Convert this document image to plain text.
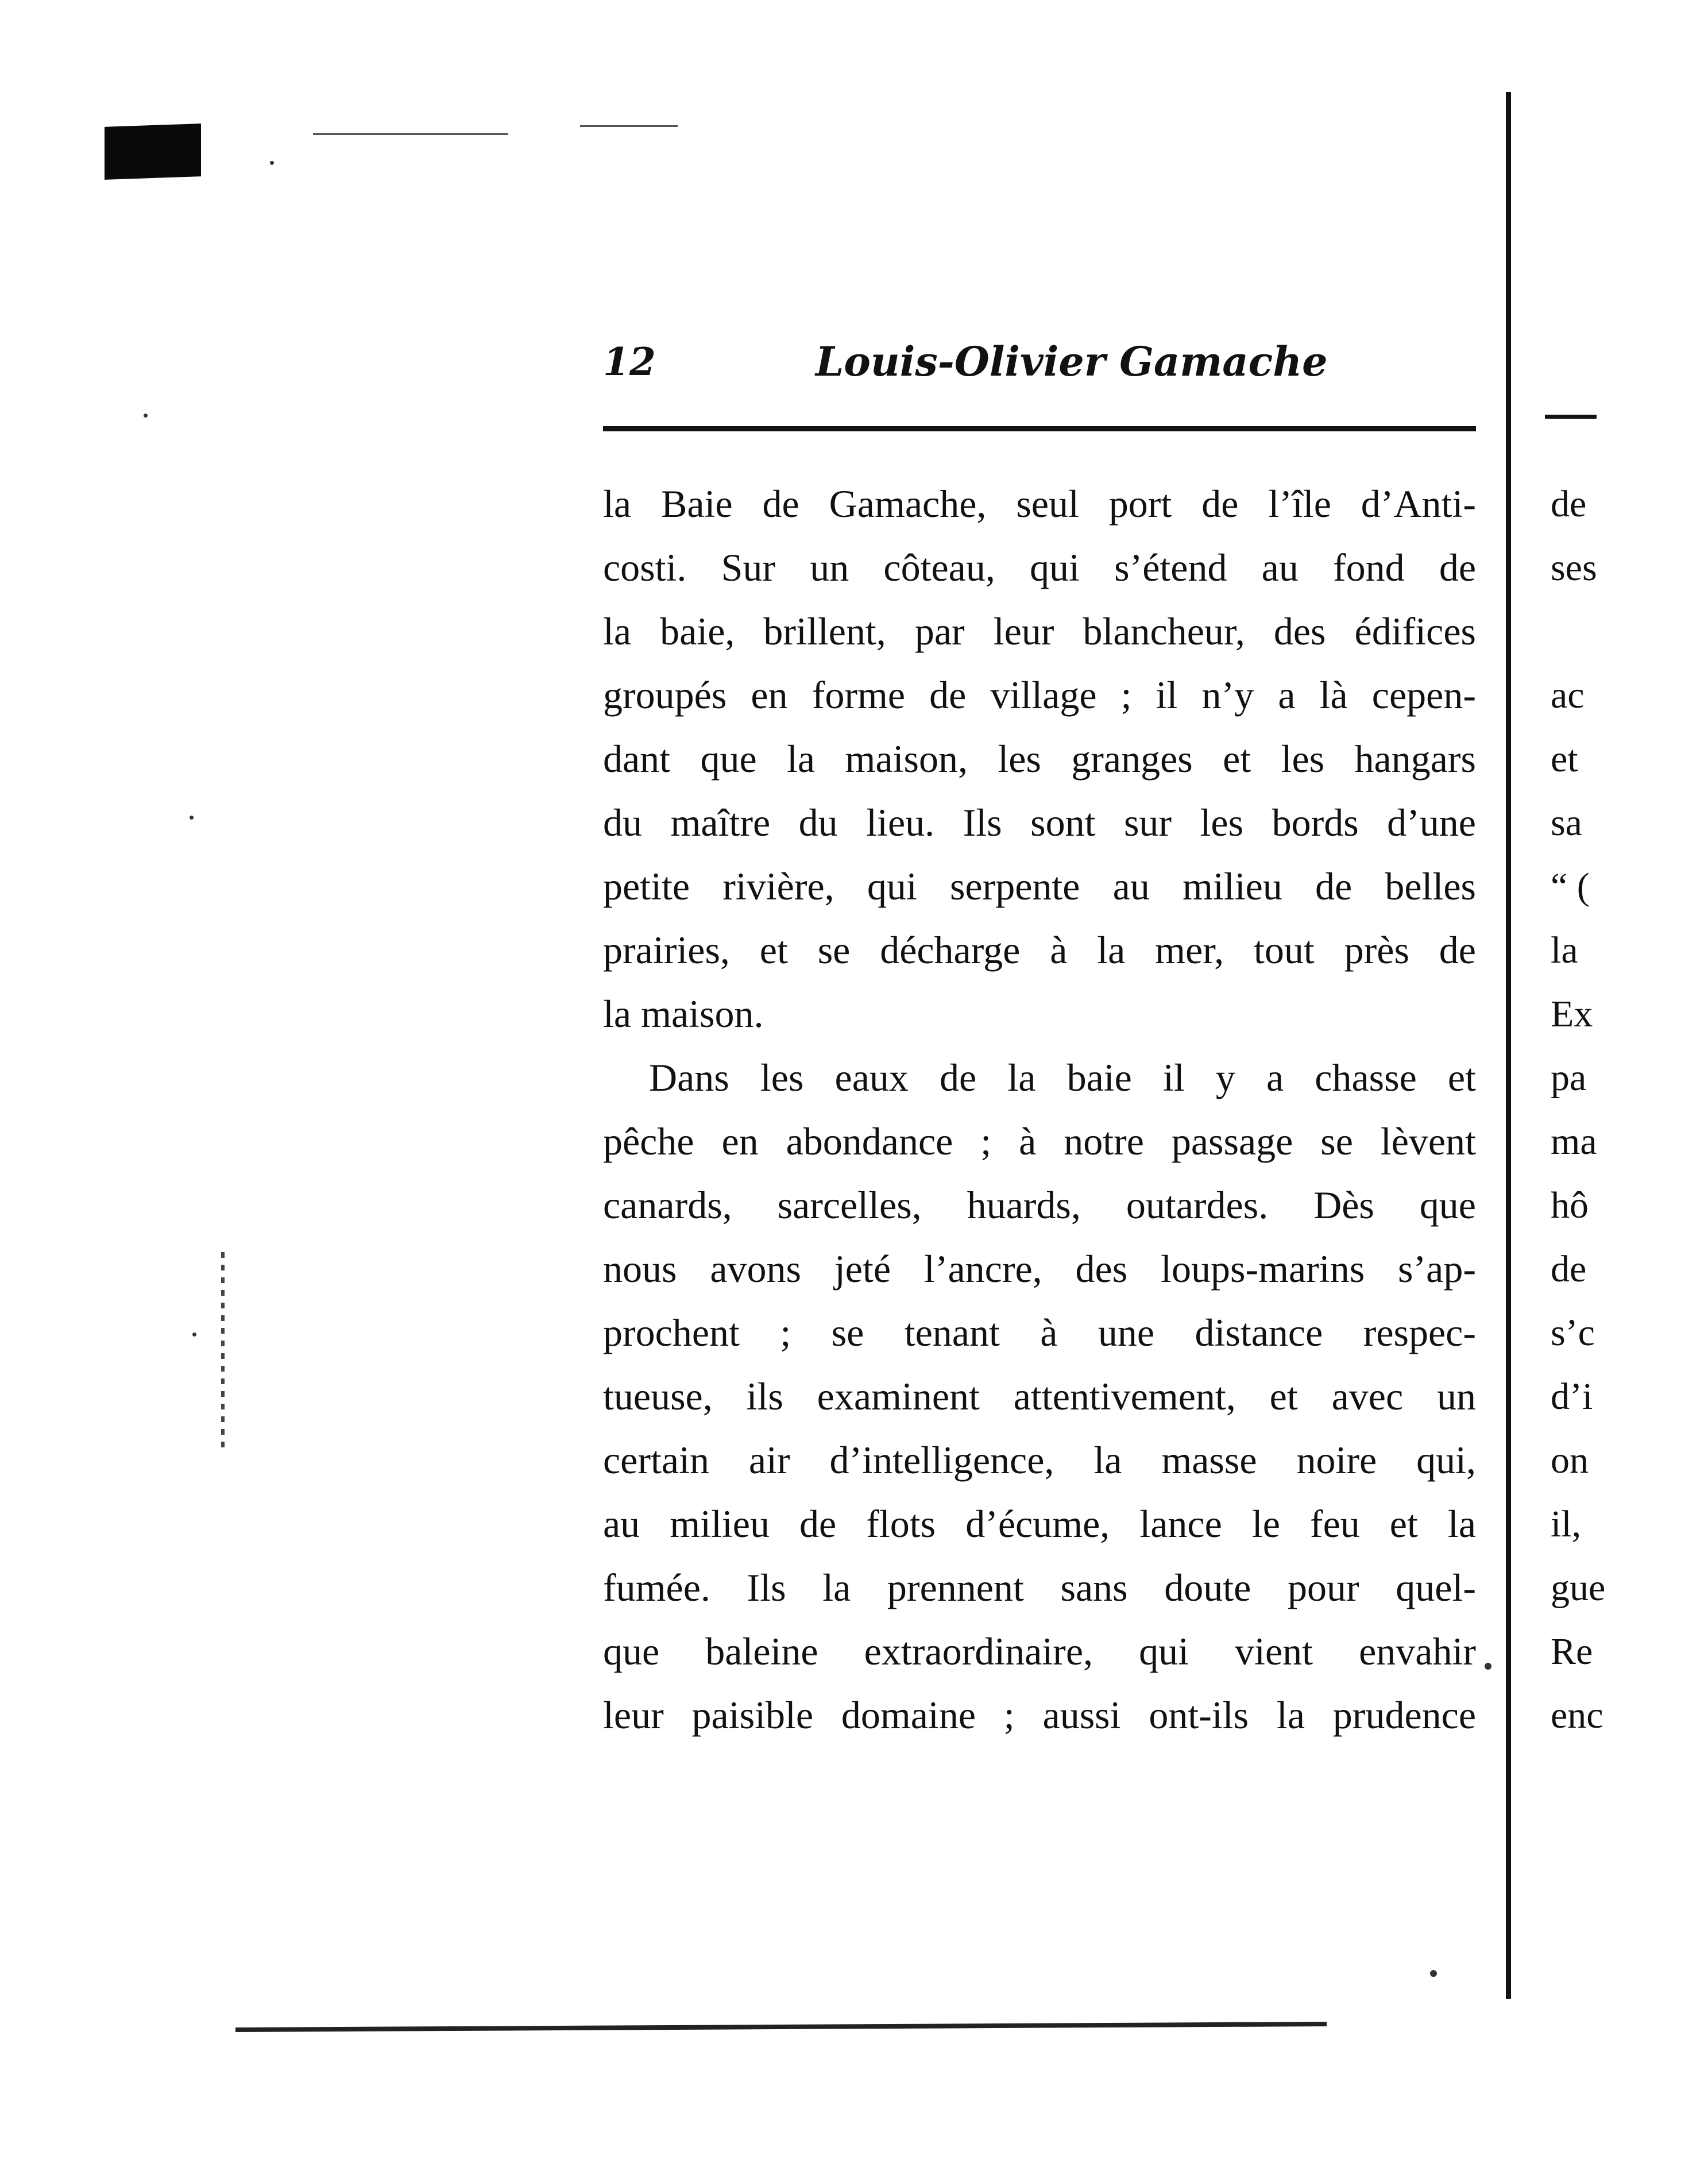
12	Louis-Olivier Gamache
la Baie de Gamache, seul port de l’île d’Anti-
costi. Sur un côteau, qui s’étend au fond de
la baie, brillent, par leur blancheur, des édifices
groupés en forme de village ; il n’y a là cepen-
dant que la maison, les granges et les hangars
du maître du lieu. Ils sont sur les bords d’une
petite rivière, qui serpente au milieu de belles
prairies, et se décharge à la mer, tout près de
la maison.
Dans les eaux de la baie il y a chasse et
pêche en abondance ; à notre passage se lèvent
canards, sarcelles, huards, outardes. Dès que
nous avons jeté l’ancre, des loups-marins s’ap-
prochent ; se tenant à une distance respec-
tueuse, ils examinent attentivement, et avec un
certain air d’intelligence, la masse noire qui,
au milieu de flots d’écume, lance le feu et la
fumée. Ils la prennent sans doute pour quel-
que baleine extraordinaire, qui vient envahir
leur paisible domaine ; aussi ont-ils la prudence
de
ses
ac
et
sa
“ (
la
Ex
pa
ma
hô
de
s’c
d’i
on
il,
gue
Re
enc
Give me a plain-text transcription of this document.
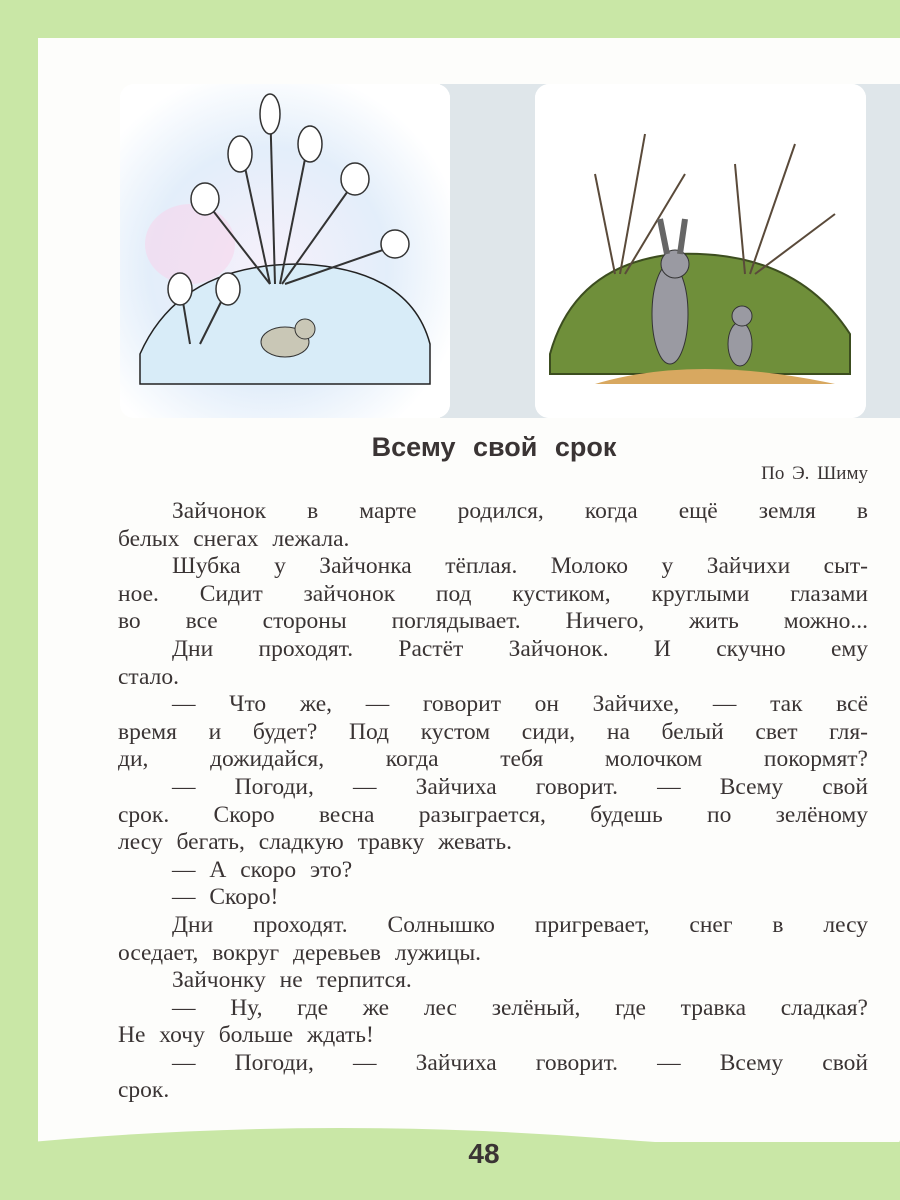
Всему свой срок
По Э. Шиму
Зайчонок в марте родился, когда ещё земля в
белых снегах лежала.
Шубка у Зайчонка тёплая. Молоко у Зайчихи сыт-
ное. Сидит зайчонок под кустиком, круглыми глазами
во все стороны поглядывает. Ничего, жить можно...
Дни проходят. Растёт Зайчонок. И скучно ему
стало.
— Что же, — говорит он Зайчихе, — так всё
время и будет? Под кустом сиди, на белый свет гля-
ди, дожидайся, когда тебя молочком покормят?
— Погоди, — Зайчиха говорит. — Всему свой
срок. Скоро весна разыграется, будешь по зелёному
лесу бегать, сладкую травку жевать.
— А скоро это?
— Скоро!
Дни проходят. Солнышко пригревает, снег в лесу
оседает, вокруг деревьев лужицы.
Зайчонку не терпится.
— Ну, где же лес зелёный, где травка сладкая?
Не хочу больше ждать!
— Погоди, — Зайчиха говорит. — Всему свой
срок.
48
• • • • • • •
* YOUR INSTRUCTIONS:
Reproduce the whole listing exactly, but not the images in it.

* TASK ANSWER:
Convert this document image to plain text.
12	Louis-Olivier Gamache
la Baie de Gamache, seul port de l’île d’Anti-
costi. Sur un côteau, qui s’étend au fond de
la baie, brillent, par leur blancheur, des édifices
groupés en forme de village ; il n’y a là cepen-
dant que la maison, les granges et les hangars
du maître du lieu. Ils sont sur les bords d’une
petite rivière, qui serpente au milieu de belles
prairies, et se décharge à la mer, tout près de
la maison.
Dans les eaux de la baie il y a chasse et
pêche en abondance ; à notre passage se lèvent
canards, sarcelles, huards, outardes. Dès que
nous avons jeté l’ancre, des loups-marins s’ap-
prochent ; se tenant à une distance respec-
tueuse, ils examinent attentivement, et avec un
certain air d’intelligence, la masse noire qui,
au milieu de flots d’écume, lance le feu et la
fumée. Ils la prennent sans doute pour quel-
que baleine extraordinaire, qui vient envahir
leur paisible domaine ; aussi ont-ils la prudence
de
ses
ac
et
sa
“ (
la
Ex
pa
ma
hô
de
s’c
d’i
on
il,
gue
Re
enc
Give me a plain-text transcription of this document.
Всему свой срок
По Э. Шиму
Зайчонок в марте родился, когда ещё земля в
белых снегах лежала.
Шубка у Зайчонка тёплая. Молоко у Зайчихи сыт-
ное. Сидит зайчонок под кустиком, круглыми глазами
во все стороны поглядывает. Ничего, жить можно...
Дни проходят. Растёт Зайчонок. И скучно ему
стало.
— Что же, — говорит он Зайчихе, — так всё
время и будет? Под кустом сиди, на белый свет гля-
ди, дожидайся, когда тебя молочком покормят?
— Погоди, — Зайчиха говорит. — Всему свой
срок. Скоро весна разыграется, будешь по зелёному
лесу бегать, сладкую травку жевать.
— А скоро это?
— Скоро!
Дни проходят. Солнышко пригревает, снег в лесу
оседает, вокруг деревьев лужицы.
Зайчонку не терпится.
— Ну, где же лес зелёный, где травка сладкая?
Не хочу больше ждать!
— Погоди, — Зайчиха говорит. — Всему свой
срок.
48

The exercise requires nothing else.